>> begin Input

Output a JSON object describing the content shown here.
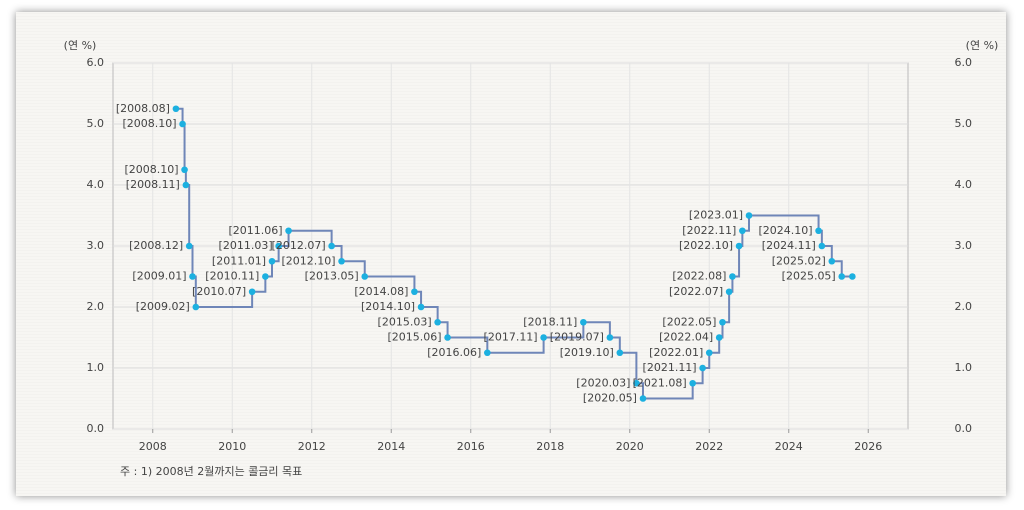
{
  "chart_data": {
    "type": "step",
    "y_label": "(연 %)",
    "y2_label": "(연 %)",
    "footnote": "주 : 1) 2008년 2월까지는 콜금리 목표",
    "x": [
      2008.583,
      2008.75,
      2008.8,
      2008.833,
      2008.917,
      2009.0,
      2009.083,
      2010.5,
      2010.833,
      2011.0,
      2011.167,
      2011.417,
      2012.5,
      2012.75,
      2013.333,
      2014.583,
      2014.75,
      2015.167,
      2015.417,
      2016.417,
      2017.833,
      2018.833,
      2019.5,
      2019.75,
      2020.167,
      2020.333,
      2021.583,
      2021.833,
      2022.0,
      2022.25,
      2022.333,
      2022.5,
      2022.583,
      2022.75,
      2022.833,
      2023.0,
      2024.75,
      2024.833,
      2025.083,
      2025.333,
      2025.6
    ],
    "point_labels": [
      "[2008.08]",
      "[2008.10]",
      "[2008.10]",
      "[2008.11]",
      "[2008.12]",
      "[2009.01]",
      "[2009.02]",
      "[2010.07]",
      "[2010.11]",
      "[2011.01]",
      "[2011.03]",
      "[2011.06]",
      "[2012.07]",
      "[2012.10]",
      "[2013.05]",
      "[2014.08]",
      "[2014.10]",
      "[2015.03]",
      "[2015.06]",
      "[2016.06]",
      "[2017.11]",
      "[2018.11]",
      "[2019.07]",
      "[2019.10]",
      "[2020.03]",
      "[2020.05]",
      "[2021.08]",
      "[2021.11]",
      "[2022.01]",
      "[2022.04]",
      "[2022.05]",
      "[2022.07]",
      "[2022.08]",
      "[2022.10]",
      "[2022.11]",
      "[2023.01]",
      "[2024.10]",
      "[2024.11]",
      "[2025.02]",
      "[2025.05]",
      null
    ],
    "values": [
      5.25,
      5.0,
      4.25,
      4.0,
      3.0,
      2.5,
      2.0,
      2.25,
      2.5,
      2.75,
      3.0,
      3.25,
      3.0,
      2.75,
      2.5,
      2.25,
      2.0,
      1.75,
      1.5,
      1.25,
      1.5,
      1.75,
      1.5,
      1.25,
      0.75,
      0.5,
      0.75,
      1.0,
      1.25,
      1.5,
      1.75,
      2.25,
      2.5,
      3.0,
      3.25,
      3.5,
      3.25,
      3.0,
      2.75,
      2.5,
      2.5
    ],
    "color": "#6f86b8",
    "marker_color": "#1cb0e0",
    "xlim": [
      2007,
      2027
    ],
    "xticks": [
      2008,
      2010,
      2012,
      2014,
      2016,
      2018,
      2020,
      2022,
      2024,
      2026
    ],
    "ylim": [
      0,
      6
    ],
    "yticks": [
      {
        "value": 0,
        "label": "0.0"
      },
      {
        "value": 1,
        "label": "1.0"
      },
      {
        "value": 2,
        "label": "2.0"
      },
      {
        "value": 3,
        "label": "3.0"
      },
      {
        "value": 4,
        "label": "4.0"
      },
      {
        "value": 5,
        "label": "5.0"
      },
      {
        "value": 6,
        "label": "6.0"
      }
    ],
    "y2lim": [
      0,
      6
    ],
    "y2ticks": [
      {
        "value": 0,
        "label": "0.0"
      },
      {
        "value": 1,
        "label": "1.0"
      },
      {
        "value": 2,
        "label": "2.0"
      },
      {
        "value": 3,
        "label": "3.0"
      },
      {
        "value": 4,
        "label": "4.0"
      },
      {
        "value": 5,
        "label": "5.0"
      },
      {
        "value": 6,
        "label": "6.0"
      }
    ],
    "grid": true
  }
}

>> end Input

Give back the whole listing as it stands, minus its pictures.

- Finished answer -
Output a JSON object describing the content shown here.
{
  "chart_data": {
    "type": "step",
    "y_label": "(연 %)",
    "y2_label": "(연 %)",
    "footnote": "주 : 1) 2008년 2월까지는 콜금리 목표",
    "x": [
      2008.583,
      2008.75,
      2008.8,
      2008.833,
      2008.917,
      2009.0,
      2009.083,
      2010.5,
      2010.833,
      2011.0,
      2011.167,
      2011.417,
      2012.5,
      2012.75,
      2013.333,
      2014.583,
      2014.75,
      2015.167,
      2015.417,
      2016.417,
      2017.833,
      2018.833,
      2019.5,
      2019.75,
      2020.167,
      2020.333,
      2021.583,
      2021.833,
      2022.0,
      2022.25,
      2022.333,
      2022.5,
      2022.583,
      2022.75,
      2022.833,
      2023.0,
      2024.75,
      2024.833,
      2025.083,
      2025.333,
      2025.6
    ],
    "point_labels": [
      "[2008.08]",
      "[2008.10]",
      "[2008.10]",
      "[2008.11]",
      "[2008.12]",
      "[2009.01]",
      "[2009.02]",
      "[2010.07]",
      "[2010.11]",
      "[2011.01]",
      "[2011.03]",
      "[2011.06]",
      "[2012.07]",
      "[2012.10]",
      "[2013.05]",
      "[2014.08]",
      "[2014.10]",
      "[2015.03]",
      "[2015.06]",
      "[2016.06]",
      "[2017.11]",
      "[2018.11]",
      "[2019.07]",
      "[2019.10]",
      "[2020.03]",
      "[2020.05]",
      "[2021.08]",
      "[2021.11]",
      "[2022.01]",
      "[2022.04]",
      "[2022.05]",
      "[2022.07]",
      "[2022.08]",
      "[2022.10]",
      "[2022.11]",
      "[2023.01]",
      "[2024.10]",
      "[2024.11]",
      "[2025.02]",
      "[2025.05]",
      null
    ],
    "values": [
      5.25,
      5.0,
      4.25,
      4.0,
      3.0,
      2.5,
      2.0,
      2.25,
      2.5,
      2.75,
      3.0,
      3.25,
      3.0,
      2.75,
      2.5,
      2.25,
      2.0,
      1.75,
      1.5,
      1.25,
      1.5,
      1.75,
      1.5,
      1.25,
      0.75,
      0.5,
      0.75,
      1.0,
      1.25,
      1.5,
      1.75,
      2.25,
      2.5,
      3.0,
      3.25,
      3.5,
      3.25,
      3.0,
      2.75,
      2.5,
      2.5
    ],
    "color": "#6f86b8",
    "marker_color": "#1cb0e0",
    "xlim": [
      2007,
      2027
    ],
    "xticks": [
      2008,
      2010,
      2012,
      2014,
      2016,
      2018,
      2020,
      2022,
      2024,
      2026
    ],
    "ylim": [
      0,
      6
    ],
    "yticks": [
      {
        "value": 0,
        "label": "0.0"
      },
      {
        "value": 1,
        "label": "1.0"
      },
      {
        "value": 2,
        "label": "2.0"
      },
      {
        "value": 3,
        "label": "3.0"
      },
      {
        "value": 4,
        "label": "4.0"
      },
      {
        "value": 5,
        "label": "5.0"
      },
      {
        "value": 6,
        "label": "6.0"
      }
    ],
    "y2lim": [
      0,
      6
    ],
    "y2ticks": [
      {
        "value": 0,
        "label": "0.0"
      },
      {
        "value": 1,
        "label": "1.0"
      },
      {
        "value": 2,
        "label": "2.0"
      },
      {
        "value": 3,
        "label": "3.0"
      },
      {
        "value": 4,
        "label": "4.0"
      },
      {
        "value": 5,
        "label": "5.0"
      },
      {
        "value": 6,
        "label": "6.0"
      }
    ],
    "grid": true
  }
}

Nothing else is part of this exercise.